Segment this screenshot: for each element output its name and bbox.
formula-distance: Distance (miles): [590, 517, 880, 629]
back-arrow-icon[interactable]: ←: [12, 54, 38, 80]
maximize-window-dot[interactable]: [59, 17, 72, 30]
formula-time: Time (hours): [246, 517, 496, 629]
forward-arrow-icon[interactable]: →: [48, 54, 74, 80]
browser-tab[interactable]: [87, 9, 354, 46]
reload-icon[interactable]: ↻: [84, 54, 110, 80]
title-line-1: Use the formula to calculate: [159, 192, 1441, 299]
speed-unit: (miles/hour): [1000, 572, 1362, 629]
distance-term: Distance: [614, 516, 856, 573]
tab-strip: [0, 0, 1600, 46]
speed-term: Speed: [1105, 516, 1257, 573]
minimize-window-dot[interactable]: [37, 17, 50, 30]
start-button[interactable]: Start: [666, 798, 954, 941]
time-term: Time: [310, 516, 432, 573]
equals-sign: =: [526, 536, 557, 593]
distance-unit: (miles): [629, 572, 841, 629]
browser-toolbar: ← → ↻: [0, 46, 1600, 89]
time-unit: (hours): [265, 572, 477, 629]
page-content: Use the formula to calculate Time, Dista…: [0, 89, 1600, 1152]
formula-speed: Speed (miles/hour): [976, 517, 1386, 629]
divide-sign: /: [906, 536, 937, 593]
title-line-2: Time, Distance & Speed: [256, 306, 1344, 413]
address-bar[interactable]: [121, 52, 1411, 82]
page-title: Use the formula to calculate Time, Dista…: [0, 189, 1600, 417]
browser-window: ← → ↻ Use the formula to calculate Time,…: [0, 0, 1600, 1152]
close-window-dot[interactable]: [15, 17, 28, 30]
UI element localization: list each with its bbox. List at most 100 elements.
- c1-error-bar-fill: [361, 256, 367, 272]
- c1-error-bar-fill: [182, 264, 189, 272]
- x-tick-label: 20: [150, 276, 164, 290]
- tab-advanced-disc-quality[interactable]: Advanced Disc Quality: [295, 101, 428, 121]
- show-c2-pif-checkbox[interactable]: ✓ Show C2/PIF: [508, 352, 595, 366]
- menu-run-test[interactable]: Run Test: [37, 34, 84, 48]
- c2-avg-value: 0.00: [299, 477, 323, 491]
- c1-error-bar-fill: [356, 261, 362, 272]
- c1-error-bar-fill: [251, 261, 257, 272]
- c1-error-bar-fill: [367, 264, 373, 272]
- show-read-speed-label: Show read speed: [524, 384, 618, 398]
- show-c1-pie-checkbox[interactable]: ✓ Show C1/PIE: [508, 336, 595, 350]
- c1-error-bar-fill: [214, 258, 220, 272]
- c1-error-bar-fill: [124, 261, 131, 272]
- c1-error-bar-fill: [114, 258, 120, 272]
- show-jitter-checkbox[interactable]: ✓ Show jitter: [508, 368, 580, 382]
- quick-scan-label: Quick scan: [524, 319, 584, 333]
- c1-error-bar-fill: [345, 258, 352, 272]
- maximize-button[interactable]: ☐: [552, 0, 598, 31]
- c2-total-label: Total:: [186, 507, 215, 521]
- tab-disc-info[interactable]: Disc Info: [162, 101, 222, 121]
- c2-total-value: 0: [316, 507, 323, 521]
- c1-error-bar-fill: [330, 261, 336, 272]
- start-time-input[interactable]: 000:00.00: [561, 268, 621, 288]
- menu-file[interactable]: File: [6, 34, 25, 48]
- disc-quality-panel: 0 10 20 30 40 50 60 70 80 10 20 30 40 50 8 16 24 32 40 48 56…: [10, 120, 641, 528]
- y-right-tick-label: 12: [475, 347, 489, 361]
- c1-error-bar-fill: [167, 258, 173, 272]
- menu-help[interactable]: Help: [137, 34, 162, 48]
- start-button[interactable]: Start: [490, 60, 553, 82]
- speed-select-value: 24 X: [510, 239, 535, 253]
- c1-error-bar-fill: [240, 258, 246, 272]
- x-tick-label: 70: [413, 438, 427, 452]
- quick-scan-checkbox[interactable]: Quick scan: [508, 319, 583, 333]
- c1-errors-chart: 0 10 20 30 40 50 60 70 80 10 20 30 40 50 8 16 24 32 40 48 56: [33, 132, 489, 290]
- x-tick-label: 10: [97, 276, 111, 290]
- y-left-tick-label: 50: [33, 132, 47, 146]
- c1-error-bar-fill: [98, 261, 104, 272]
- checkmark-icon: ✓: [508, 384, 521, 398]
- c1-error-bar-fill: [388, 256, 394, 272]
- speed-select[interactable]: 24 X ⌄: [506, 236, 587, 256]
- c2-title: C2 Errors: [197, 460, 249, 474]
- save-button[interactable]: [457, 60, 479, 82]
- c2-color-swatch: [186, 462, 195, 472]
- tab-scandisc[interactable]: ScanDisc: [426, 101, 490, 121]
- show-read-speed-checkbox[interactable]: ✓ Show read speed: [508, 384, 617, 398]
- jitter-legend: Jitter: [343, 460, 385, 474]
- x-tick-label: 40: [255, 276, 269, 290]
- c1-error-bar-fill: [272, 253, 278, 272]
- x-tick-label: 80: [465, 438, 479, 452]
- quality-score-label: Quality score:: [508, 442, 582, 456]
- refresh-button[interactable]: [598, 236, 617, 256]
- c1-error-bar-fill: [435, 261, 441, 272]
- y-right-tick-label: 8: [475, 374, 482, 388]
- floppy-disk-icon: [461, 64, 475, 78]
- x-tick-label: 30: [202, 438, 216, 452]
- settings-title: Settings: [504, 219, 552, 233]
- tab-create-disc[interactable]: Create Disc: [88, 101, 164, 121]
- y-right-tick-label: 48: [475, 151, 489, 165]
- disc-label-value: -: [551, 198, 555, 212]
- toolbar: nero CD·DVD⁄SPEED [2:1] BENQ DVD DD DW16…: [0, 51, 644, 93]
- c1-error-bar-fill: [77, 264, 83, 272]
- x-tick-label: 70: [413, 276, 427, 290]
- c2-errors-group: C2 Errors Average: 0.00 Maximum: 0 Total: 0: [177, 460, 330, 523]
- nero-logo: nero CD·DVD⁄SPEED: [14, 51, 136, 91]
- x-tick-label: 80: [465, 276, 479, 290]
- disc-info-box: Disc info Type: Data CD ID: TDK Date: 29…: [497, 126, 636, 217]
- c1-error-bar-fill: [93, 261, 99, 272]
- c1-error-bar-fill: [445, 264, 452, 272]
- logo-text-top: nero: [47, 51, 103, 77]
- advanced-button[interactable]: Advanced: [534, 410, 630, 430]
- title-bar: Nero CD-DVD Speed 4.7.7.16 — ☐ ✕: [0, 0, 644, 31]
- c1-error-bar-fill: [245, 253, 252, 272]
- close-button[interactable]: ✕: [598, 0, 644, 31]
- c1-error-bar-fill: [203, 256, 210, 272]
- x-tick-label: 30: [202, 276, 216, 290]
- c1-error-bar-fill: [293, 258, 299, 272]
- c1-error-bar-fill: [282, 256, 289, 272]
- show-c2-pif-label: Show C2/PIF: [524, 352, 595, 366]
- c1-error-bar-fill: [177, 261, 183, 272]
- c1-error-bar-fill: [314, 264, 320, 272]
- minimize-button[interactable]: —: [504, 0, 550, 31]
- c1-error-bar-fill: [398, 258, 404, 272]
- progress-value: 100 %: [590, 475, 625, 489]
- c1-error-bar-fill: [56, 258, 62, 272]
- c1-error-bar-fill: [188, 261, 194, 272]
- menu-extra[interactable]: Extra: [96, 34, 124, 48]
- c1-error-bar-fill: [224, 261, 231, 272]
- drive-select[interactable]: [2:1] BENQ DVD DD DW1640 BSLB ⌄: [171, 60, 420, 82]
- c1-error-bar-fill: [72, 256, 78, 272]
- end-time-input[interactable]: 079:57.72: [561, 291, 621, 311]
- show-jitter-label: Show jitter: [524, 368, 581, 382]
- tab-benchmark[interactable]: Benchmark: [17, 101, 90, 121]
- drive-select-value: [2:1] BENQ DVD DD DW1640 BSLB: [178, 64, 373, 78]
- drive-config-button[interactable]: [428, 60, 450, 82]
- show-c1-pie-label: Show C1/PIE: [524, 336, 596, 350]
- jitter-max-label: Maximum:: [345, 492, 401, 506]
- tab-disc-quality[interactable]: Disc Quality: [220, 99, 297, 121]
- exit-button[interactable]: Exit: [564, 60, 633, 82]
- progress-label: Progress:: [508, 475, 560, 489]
-------
**TASK STATEMENT**
Copy out, word for word, the stretch from the start of the records through the line containing "reload-icon[interactable]: ↻: [84, 54, 110, 80]".

**IN RESPONSE**
Segment this screenshot: for each element output its name and bbox.
formula-distance: Distance (miles): [590, 517, 880, 629]
back-arrow-icon[interactable]: ←: [12, 54, 38, 80]
maximize-window-dot[interactable]: [59, 17, 72, 30]
formula-time: Time (hours): [246, 517, 496, 629]
forward-arrow-icon[interactable]: →: [48, 54, 74, 80]
browser-tab[interactable]: [87, 9, 354, 46]
reload-icon[interactable]: ↻: [84, 54, 110, 80]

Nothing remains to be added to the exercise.